#### [RECORDS FOR PROCESSING]

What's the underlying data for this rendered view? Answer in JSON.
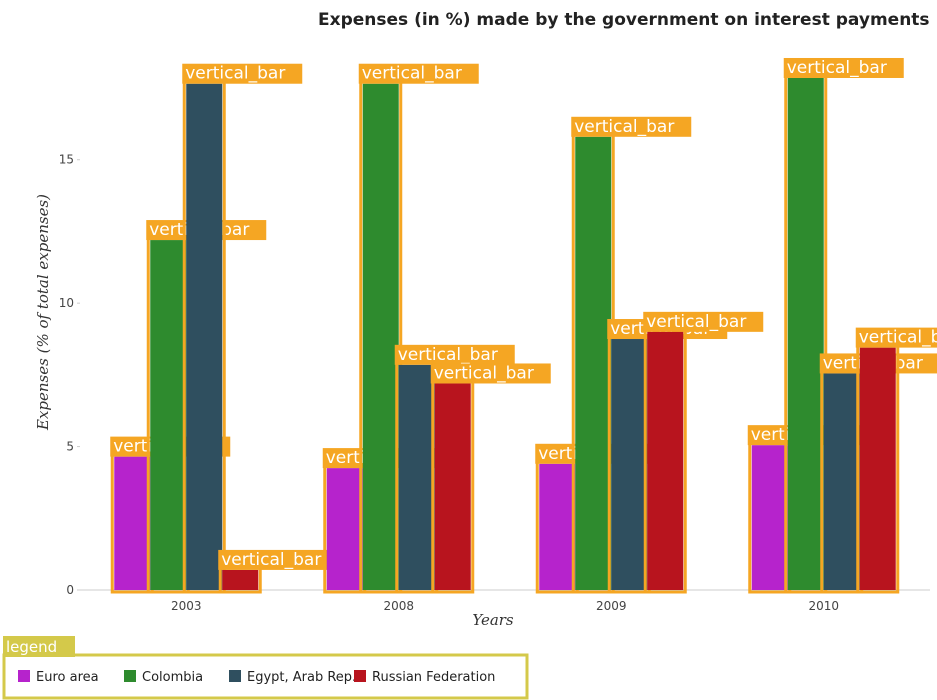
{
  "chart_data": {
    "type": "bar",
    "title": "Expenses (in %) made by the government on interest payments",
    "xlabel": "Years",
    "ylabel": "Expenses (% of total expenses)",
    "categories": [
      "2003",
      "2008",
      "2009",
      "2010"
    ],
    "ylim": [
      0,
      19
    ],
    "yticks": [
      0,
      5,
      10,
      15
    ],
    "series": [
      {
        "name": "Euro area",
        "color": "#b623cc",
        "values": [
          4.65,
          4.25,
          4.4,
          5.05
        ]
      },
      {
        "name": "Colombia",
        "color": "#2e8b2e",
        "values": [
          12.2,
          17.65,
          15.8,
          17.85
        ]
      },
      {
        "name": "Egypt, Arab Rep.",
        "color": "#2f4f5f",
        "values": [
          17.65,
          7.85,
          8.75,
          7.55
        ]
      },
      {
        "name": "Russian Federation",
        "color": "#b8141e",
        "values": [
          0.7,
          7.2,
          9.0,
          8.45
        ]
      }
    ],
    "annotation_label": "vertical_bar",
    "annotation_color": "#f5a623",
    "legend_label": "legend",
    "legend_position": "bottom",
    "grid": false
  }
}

==

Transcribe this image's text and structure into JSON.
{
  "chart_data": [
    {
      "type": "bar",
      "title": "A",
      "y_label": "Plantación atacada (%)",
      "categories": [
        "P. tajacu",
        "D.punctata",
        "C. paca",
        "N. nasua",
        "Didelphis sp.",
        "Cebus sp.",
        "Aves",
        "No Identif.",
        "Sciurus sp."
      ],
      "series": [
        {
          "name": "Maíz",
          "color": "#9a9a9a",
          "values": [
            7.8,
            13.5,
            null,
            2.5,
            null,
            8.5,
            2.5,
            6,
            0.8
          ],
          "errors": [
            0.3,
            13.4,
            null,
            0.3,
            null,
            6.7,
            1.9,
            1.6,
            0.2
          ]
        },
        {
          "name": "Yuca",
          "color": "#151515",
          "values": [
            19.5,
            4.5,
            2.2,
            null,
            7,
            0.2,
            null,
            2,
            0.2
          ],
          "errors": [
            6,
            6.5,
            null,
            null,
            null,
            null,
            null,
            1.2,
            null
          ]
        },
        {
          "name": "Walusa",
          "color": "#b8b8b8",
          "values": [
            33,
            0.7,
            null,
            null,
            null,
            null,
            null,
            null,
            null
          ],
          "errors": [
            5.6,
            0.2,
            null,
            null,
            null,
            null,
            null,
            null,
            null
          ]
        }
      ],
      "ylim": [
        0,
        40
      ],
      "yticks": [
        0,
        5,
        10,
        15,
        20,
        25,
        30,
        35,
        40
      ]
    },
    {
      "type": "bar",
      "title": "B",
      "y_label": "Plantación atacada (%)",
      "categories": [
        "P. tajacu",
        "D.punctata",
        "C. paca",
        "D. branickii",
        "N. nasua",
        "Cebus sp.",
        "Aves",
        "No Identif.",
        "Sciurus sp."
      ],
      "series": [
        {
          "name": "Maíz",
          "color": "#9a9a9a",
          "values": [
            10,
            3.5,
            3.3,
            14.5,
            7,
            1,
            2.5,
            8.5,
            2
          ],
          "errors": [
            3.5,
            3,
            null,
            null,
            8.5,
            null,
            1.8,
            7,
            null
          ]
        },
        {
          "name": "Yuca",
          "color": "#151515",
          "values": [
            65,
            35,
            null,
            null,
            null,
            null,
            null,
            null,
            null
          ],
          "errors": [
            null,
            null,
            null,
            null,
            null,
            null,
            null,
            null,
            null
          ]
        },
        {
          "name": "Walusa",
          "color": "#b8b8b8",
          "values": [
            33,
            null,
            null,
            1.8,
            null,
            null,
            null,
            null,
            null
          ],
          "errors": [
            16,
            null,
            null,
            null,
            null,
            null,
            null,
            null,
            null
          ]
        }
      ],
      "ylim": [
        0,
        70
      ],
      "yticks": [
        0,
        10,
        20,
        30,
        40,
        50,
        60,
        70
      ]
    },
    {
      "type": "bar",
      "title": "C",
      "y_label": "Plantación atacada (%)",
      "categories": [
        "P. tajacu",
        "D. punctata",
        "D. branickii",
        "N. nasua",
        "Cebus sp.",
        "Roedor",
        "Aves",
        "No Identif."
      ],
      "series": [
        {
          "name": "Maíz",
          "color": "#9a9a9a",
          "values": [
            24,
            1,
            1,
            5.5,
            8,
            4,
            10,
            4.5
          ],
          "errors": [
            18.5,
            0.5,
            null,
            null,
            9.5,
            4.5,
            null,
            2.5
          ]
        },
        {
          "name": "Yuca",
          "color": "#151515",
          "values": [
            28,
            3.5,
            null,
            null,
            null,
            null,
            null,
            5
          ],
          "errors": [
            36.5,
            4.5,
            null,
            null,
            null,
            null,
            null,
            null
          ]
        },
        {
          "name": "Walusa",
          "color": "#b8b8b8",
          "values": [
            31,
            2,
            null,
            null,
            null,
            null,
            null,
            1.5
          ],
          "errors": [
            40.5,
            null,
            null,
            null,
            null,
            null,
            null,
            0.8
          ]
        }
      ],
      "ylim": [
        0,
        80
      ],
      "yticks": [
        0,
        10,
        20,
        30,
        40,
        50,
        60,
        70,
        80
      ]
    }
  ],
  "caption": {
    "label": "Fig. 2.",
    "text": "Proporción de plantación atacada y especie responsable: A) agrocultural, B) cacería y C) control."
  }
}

#### [EXERCISE INSTRUCTIONS]
Whichever lines contain the string "this", select and copy them.

#### [EXERCISE RESPONSE]
What's the underlying data for this rendered view? Answer in JSON.
Transcribe this image's text and structure into JSON.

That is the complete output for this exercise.